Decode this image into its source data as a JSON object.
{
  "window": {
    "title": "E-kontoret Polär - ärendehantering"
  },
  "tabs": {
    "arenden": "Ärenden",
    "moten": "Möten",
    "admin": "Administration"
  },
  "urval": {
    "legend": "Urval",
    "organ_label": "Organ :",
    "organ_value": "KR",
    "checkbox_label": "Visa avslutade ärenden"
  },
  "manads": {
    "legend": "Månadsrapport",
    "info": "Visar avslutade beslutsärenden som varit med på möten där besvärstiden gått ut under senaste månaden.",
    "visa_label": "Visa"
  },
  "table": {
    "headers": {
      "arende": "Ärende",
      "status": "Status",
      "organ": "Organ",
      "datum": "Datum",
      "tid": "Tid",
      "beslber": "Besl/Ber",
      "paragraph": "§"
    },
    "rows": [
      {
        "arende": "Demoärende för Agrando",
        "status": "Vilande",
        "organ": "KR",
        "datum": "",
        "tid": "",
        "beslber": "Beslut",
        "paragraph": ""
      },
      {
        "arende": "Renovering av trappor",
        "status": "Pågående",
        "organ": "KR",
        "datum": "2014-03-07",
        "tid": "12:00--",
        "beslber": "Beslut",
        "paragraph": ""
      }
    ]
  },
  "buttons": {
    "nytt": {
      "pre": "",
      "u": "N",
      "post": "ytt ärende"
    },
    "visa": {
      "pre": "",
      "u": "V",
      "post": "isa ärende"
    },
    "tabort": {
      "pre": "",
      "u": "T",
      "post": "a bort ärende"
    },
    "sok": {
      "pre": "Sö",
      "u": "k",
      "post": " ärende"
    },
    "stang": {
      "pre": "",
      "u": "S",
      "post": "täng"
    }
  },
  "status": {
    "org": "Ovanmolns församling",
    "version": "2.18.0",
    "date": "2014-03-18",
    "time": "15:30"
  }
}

○ ○ ○ ○ ○ ○ ○

• Required task
From the preceding material, extract every line exactly.

• Correct result
Decode this image into its source data as a JSON object.
{
  "window": {
    "title": "E-kontoret Polär - ärendehantering"
  },
  "tabs": {
    "arenden": "Ärenden",
    "moten": "Möten",
    "admin": "Administration"
  },
  "urval": {
    "legend": "Urval",
    "organ_label": "Organ :",
    "organ_value": "KR",
    "checkbox_label": "Visa avslutade ärenden"
  },
  "manads": {
    "legend": "Månadsrapport",
    "info": "Visar avslutade beslutsärenden som varit med på möten där besvärstiden gått ut under senaste månaden.",
    "visa_label": "Visa"
  },
  "table": {
    "headers": {
      "arende": "Ärende",
      "status": "Status",
      "organ": "Organ",
      "datum": "Datum",
      "tid": "Tid",
      "beslber": "Besl/Ber",
      "paragraph": "§"
    },
    "rows": [
      {
        "arende": "Demoärende för Agrando",
        "status": "Vilande",
        "organ": "KR",
        "datum": "",
        "tid": "",
        "beslber": "Beslut",
        "paragraph": ""
      },
      {
        "arende": "Renovering av trappor",
        "status": "Pågående",
        "organ": "KR",
        "datum": "2014-03-07",
        "tid": "12:00--",
        "beslber": "Beslut",
        "paragraph": ""
      }
    ]
  },
  "buttons": {
    "nytt": {
      "pre": "",
      "u": "N",
      "post": "ytt ärende"
    },
    "visa": {
      "pre": "",
      "u": "V",
      "post": "isa ärende"
    },
    "tabort": {
      "pre": "",
      "u": "T",
      "post": "a bort ärende"
    },
    "sok": {
      "pre": "Sö",
      "u": "k",
      "post": " ärende"
    },
    "stang": {
      "pre": "",
      "u": "S",
      "post": "täng"
    }
  },
  "status": {
    "org": "Ovanmolns församling",
    "version": "2.18.0",
    "date": "2014-03-18",
    "time": "15:30"
  }
}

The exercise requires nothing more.